[Source data]
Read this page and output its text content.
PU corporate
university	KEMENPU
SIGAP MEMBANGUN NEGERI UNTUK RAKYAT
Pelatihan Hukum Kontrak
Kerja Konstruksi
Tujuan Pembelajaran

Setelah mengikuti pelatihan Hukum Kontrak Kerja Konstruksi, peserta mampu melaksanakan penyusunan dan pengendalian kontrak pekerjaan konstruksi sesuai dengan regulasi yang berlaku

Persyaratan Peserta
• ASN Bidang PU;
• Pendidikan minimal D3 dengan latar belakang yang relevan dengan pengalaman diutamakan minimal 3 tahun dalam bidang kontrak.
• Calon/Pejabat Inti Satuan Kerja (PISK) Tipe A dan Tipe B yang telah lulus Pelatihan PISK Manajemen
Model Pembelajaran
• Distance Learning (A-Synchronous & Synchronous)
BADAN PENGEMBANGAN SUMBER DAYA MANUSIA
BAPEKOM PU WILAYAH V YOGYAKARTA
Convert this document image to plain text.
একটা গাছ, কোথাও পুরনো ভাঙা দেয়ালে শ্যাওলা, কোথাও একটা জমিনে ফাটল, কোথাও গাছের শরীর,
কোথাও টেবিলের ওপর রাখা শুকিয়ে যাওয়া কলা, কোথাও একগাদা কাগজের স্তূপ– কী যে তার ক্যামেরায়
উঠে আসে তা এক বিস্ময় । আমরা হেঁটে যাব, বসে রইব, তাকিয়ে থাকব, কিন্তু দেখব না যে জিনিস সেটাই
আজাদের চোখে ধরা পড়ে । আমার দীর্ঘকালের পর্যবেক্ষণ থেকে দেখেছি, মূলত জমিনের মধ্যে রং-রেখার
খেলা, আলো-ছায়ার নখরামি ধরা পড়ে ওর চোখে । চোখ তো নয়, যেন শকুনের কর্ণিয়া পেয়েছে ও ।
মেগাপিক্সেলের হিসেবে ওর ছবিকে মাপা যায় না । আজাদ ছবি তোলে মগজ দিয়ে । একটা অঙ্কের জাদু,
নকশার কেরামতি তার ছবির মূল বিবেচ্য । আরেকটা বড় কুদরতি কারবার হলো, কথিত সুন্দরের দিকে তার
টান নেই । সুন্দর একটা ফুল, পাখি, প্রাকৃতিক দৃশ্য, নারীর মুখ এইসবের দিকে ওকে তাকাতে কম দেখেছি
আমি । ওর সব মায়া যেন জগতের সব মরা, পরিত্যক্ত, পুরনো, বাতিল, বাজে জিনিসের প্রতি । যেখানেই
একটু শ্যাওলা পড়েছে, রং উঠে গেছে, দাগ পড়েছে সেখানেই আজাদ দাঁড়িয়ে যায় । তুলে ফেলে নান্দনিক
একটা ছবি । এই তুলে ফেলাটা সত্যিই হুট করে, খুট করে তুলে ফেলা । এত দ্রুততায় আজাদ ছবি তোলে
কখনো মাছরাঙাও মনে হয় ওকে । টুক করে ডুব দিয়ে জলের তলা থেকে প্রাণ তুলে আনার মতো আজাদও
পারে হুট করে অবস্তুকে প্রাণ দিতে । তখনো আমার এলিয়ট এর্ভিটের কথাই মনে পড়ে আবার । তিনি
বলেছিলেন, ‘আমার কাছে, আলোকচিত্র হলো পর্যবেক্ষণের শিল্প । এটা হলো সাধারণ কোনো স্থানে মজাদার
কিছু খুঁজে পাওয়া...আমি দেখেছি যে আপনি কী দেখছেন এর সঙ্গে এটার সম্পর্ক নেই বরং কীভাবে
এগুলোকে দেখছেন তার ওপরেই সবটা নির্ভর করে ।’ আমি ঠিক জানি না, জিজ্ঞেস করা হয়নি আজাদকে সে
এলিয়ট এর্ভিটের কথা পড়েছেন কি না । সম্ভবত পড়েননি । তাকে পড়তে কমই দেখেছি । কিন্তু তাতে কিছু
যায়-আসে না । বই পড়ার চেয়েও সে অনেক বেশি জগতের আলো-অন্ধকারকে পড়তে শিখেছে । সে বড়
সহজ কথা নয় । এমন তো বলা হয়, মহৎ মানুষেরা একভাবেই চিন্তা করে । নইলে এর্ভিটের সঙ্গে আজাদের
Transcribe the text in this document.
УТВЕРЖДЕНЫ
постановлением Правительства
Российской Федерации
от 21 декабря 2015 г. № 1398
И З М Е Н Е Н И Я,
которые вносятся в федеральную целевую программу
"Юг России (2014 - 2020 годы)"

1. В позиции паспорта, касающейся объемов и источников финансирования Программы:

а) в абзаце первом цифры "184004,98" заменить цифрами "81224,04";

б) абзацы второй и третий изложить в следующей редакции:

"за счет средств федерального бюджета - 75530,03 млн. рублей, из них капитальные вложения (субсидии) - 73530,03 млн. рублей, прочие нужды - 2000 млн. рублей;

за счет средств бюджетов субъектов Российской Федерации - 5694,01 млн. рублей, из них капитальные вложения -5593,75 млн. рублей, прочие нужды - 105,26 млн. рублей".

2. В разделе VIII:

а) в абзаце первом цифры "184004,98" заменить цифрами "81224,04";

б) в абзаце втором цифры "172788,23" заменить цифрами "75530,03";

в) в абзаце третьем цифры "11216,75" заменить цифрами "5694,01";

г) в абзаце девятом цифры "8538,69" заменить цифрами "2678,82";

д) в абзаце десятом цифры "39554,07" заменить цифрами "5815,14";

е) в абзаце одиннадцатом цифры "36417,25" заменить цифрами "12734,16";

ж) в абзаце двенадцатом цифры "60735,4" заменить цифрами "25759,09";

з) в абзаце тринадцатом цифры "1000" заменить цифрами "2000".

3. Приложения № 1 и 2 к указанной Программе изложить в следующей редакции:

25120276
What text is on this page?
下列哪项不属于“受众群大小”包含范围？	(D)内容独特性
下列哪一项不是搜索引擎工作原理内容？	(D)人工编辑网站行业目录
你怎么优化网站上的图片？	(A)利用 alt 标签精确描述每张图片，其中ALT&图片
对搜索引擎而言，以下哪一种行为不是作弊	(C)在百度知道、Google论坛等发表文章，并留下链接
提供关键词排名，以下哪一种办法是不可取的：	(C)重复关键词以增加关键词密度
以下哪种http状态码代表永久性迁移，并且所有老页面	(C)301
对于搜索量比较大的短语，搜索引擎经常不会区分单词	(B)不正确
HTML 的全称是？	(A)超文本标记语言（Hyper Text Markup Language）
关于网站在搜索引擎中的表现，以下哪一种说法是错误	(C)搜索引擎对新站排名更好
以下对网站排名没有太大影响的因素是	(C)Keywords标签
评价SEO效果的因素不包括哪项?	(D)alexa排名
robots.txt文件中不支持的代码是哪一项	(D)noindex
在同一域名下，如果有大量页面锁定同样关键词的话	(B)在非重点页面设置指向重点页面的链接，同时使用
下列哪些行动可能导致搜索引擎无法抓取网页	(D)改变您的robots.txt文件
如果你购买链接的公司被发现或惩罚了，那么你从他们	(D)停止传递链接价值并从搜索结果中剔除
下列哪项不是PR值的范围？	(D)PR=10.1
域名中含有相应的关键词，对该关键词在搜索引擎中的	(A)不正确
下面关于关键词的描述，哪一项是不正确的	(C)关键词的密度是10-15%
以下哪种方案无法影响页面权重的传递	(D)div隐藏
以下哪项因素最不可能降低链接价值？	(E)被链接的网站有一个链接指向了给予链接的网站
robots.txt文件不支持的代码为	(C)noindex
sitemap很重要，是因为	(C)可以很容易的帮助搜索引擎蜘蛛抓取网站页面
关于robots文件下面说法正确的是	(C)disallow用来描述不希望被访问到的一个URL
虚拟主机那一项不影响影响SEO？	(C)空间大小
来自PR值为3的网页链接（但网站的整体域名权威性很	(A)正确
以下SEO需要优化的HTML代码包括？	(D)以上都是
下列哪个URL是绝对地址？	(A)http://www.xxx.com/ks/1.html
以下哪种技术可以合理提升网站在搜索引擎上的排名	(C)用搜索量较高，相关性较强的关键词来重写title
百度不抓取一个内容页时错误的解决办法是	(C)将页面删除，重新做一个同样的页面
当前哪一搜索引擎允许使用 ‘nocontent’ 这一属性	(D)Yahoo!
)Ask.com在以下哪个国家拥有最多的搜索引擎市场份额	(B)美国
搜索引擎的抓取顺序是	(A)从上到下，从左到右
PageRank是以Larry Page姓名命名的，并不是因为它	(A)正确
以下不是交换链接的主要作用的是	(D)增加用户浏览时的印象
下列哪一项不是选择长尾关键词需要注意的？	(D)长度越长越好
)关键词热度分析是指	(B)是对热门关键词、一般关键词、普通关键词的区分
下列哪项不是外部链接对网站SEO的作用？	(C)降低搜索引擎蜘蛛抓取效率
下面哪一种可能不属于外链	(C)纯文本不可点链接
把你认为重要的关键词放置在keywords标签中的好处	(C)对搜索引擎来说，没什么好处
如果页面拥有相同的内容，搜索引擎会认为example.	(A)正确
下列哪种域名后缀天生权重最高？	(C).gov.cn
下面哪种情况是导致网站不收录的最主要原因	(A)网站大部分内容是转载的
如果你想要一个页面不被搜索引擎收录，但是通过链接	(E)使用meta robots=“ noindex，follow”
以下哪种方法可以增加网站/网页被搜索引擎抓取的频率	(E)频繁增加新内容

[Instructions to follow] Count the lines in the records above that contain the word "заменить", and give only that number.

[Task result] 9